### Written instruction
Look for the string "아이리스" in every line, and copy each line that has it.

### Records provided
+ + +

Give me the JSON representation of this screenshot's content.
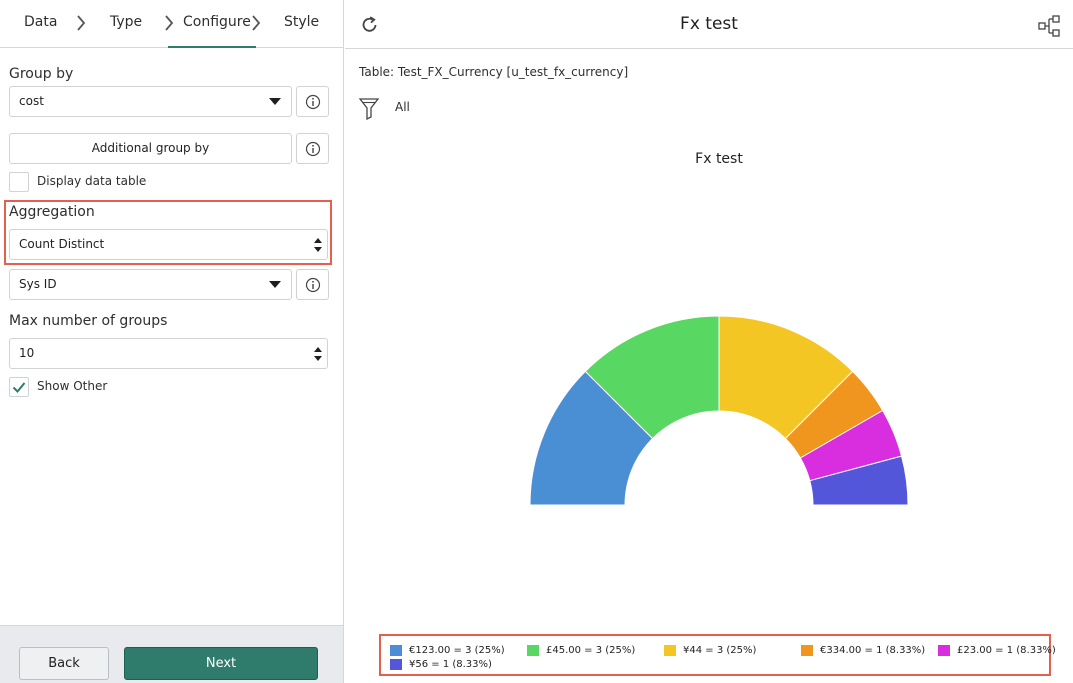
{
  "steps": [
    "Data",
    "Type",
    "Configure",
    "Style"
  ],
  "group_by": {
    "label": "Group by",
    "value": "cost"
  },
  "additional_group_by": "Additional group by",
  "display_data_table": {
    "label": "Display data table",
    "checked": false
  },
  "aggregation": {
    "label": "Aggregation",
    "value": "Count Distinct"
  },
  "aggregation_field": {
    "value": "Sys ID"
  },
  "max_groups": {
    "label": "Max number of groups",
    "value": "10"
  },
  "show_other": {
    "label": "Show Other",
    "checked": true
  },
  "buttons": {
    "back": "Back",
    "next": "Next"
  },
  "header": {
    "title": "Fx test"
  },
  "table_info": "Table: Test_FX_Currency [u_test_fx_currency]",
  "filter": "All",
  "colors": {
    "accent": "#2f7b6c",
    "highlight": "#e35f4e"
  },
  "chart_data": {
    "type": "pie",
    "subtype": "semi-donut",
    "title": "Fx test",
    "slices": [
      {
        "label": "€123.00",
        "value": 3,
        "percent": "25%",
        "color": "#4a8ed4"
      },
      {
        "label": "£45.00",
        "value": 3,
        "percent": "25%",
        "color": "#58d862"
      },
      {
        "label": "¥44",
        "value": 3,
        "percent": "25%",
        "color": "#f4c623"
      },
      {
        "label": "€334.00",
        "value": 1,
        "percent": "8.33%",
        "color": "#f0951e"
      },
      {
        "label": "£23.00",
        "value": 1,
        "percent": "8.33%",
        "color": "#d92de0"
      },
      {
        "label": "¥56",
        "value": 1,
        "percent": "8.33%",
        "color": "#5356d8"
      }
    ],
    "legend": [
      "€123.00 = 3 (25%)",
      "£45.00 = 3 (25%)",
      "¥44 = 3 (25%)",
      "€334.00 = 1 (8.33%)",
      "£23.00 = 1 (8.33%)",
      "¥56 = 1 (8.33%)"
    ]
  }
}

+ + +

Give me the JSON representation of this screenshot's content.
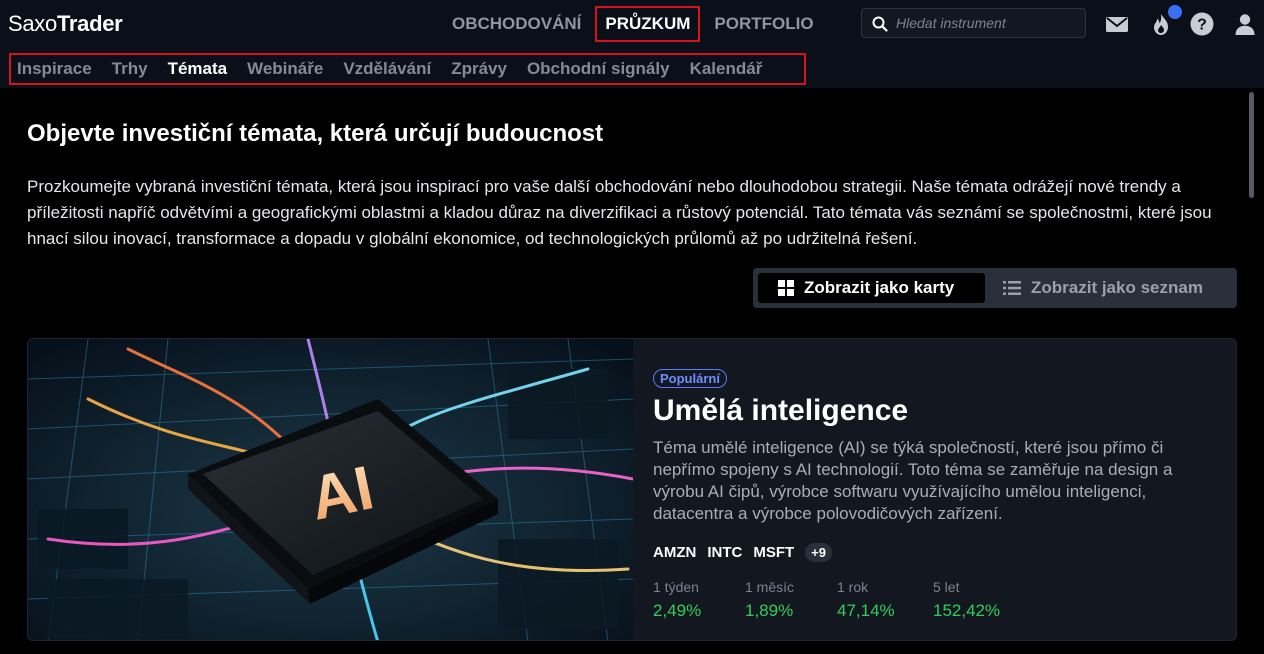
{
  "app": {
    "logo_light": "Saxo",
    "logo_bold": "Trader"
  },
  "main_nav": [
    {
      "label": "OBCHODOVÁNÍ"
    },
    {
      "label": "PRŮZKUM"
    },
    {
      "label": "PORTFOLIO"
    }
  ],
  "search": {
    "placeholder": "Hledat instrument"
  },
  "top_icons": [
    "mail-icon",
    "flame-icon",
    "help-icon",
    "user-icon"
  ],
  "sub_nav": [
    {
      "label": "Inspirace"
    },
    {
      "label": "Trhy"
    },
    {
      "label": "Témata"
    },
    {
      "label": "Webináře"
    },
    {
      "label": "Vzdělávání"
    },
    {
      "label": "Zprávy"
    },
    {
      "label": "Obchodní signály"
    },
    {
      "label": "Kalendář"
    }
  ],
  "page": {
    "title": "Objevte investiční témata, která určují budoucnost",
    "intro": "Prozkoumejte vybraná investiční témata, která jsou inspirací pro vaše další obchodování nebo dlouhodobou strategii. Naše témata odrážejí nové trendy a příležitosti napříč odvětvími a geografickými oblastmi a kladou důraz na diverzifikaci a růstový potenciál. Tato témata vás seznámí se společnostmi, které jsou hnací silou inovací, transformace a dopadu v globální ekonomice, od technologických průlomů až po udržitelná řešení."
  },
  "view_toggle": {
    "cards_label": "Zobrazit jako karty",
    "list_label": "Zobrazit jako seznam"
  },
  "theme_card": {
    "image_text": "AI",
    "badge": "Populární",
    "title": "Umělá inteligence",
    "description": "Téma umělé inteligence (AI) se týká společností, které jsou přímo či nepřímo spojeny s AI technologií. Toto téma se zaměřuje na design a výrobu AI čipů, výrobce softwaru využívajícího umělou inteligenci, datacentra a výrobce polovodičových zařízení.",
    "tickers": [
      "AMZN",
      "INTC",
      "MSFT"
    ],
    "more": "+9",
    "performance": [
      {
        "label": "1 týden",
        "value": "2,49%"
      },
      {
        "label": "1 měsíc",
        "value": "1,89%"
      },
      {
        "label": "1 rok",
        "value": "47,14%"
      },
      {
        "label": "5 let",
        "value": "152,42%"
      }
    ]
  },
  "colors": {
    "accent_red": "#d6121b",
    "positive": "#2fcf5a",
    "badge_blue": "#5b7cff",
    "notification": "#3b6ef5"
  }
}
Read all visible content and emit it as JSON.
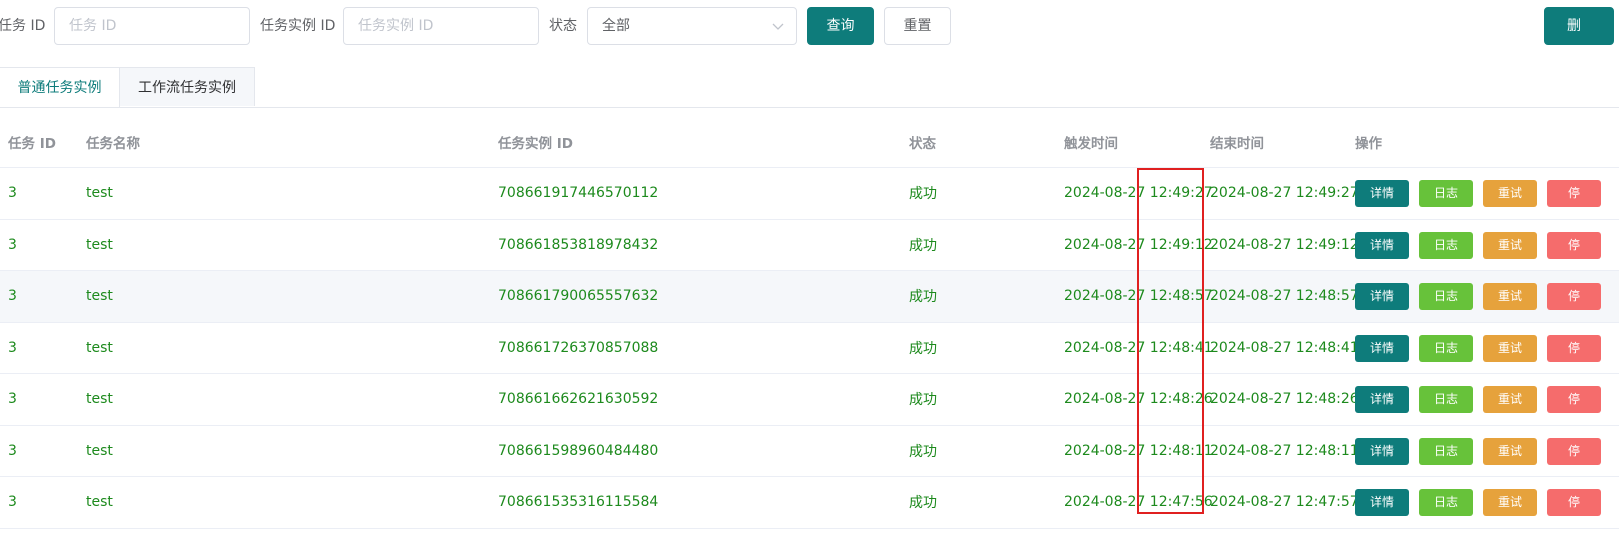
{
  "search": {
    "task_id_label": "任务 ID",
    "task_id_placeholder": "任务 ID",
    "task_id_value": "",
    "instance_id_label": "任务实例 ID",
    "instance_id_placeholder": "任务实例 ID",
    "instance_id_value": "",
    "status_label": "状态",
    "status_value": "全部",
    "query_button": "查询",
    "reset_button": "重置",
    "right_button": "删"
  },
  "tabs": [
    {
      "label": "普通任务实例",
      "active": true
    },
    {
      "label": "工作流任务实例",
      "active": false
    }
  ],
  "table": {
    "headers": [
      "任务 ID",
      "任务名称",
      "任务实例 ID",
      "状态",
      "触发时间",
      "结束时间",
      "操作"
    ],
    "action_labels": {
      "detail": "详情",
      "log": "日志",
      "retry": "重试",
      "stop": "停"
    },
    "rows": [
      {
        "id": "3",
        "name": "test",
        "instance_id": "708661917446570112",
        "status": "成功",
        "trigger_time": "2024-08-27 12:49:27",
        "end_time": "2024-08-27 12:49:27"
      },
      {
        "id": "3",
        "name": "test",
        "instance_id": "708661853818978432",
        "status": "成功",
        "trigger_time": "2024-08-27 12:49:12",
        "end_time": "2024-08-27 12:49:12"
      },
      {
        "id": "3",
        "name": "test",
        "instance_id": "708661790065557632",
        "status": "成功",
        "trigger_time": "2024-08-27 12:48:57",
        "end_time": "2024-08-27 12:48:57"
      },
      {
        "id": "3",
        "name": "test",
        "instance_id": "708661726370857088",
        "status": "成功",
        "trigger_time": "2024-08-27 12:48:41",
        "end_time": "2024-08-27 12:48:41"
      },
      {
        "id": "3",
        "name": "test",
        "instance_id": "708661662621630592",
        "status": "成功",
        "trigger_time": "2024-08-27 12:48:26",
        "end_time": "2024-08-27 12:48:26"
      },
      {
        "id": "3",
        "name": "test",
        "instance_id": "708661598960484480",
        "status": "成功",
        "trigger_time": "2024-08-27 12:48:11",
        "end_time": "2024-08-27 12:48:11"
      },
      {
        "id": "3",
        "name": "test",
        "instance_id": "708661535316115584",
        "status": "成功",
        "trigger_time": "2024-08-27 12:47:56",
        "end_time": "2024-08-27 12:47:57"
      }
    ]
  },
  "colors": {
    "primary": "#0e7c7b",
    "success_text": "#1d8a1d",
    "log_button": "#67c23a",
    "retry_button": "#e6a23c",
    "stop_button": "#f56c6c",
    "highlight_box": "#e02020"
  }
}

+ + +

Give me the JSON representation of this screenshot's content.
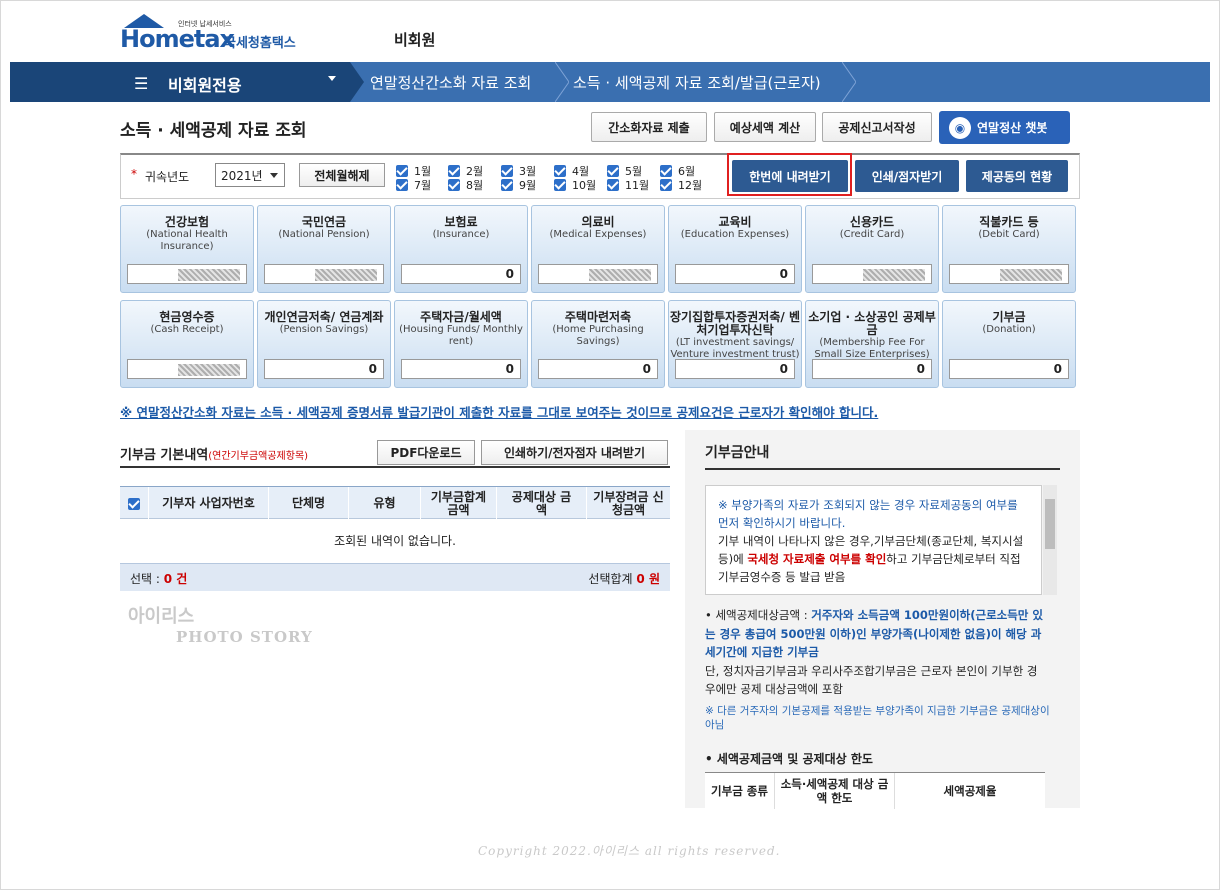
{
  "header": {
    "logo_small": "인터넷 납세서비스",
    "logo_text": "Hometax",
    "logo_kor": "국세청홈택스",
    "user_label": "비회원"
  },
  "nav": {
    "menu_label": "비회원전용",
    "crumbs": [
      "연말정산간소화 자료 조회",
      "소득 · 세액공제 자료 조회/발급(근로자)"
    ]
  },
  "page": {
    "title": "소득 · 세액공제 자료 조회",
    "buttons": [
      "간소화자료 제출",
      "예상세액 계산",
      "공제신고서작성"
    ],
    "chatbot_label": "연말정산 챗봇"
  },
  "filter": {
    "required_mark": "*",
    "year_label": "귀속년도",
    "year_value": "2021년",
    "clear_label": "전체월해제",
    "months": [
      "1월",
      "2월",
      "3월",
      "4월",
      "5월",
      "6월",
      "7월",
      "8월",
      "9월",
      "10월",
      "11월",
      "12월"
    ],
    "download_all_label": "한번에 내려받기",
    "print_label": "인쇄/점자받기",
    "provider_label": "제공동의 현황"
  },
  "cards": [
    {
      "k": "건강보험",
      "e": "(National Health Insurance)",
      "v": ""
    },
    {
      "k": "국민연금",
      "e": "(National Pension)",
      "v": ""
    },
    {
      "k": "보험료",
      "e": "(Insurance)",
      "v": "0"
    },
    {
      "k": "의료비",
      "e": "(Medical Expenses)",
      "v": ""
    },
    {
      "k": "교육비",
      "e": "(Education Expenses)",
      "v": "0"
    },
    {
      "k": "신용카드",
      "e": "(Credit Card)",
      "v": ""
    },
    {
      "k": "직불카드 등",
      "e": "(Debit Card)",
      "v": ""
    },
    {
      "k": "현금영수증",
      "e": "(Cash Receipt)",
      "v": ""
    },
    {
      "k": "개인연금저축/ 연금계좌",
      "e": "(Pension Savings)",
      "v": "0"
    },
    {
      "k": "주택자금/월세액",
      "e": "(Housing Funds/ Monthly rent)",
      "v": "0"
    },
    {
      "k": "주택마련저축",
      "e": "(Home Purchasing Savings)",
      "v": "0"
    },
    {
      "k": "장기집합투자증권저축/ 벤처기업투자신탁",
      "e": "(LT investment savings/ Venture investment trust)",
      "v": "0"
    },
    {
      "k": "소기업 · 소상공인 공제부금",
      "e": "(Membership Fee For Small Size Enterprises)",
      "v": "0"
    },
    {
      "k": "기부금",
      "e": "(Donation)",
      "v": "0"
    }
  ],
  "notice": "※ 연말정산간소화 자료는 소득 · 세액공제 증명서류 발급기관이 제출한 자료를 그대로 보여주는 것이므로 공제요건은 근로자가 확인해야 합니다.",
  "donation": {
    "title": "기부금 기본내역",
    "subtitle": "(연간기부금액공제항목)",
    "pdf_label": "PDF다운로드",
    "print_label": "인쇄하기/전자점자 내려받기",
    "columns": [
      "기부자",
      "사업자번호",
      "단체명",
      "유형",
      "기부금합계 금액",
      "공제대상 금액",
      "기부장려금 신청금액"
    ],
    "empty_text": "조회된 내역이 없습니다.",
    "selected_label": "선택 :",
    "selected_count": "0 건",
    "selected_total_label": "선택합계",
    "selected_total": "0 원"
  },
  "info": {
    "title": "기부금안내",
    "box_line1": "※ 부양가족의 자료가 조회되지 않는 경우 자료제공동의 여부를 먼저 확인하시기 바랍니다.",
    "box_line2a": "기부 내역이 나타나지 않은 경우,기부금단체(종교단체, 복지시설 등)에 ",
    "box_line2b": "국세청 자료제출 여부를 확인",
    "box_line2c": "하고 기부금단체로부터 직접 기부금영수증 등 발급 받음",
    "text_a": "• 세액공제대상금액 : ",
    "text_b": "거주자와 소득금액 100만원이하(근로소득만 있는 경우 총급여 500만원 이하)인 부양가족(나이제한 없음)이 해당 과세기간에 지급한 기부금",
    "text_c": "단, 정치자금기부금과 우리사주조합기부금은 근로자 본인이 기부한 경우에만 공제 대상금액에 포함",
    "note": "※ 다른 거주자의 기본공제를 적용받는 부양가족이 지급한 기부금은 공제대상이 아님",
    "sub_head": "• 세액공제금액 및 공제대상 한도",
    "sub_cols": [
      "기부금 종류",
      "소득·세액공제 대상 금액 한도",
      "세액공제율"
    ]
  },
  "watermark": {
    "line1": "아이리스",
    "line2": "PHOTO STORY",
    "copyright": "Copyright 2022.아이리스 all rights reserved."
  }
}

+ + +

### Solution for this exercise
    "line1": "아이리스",
    "copyright": "Copyright 2022.아이리스 all rights reserved."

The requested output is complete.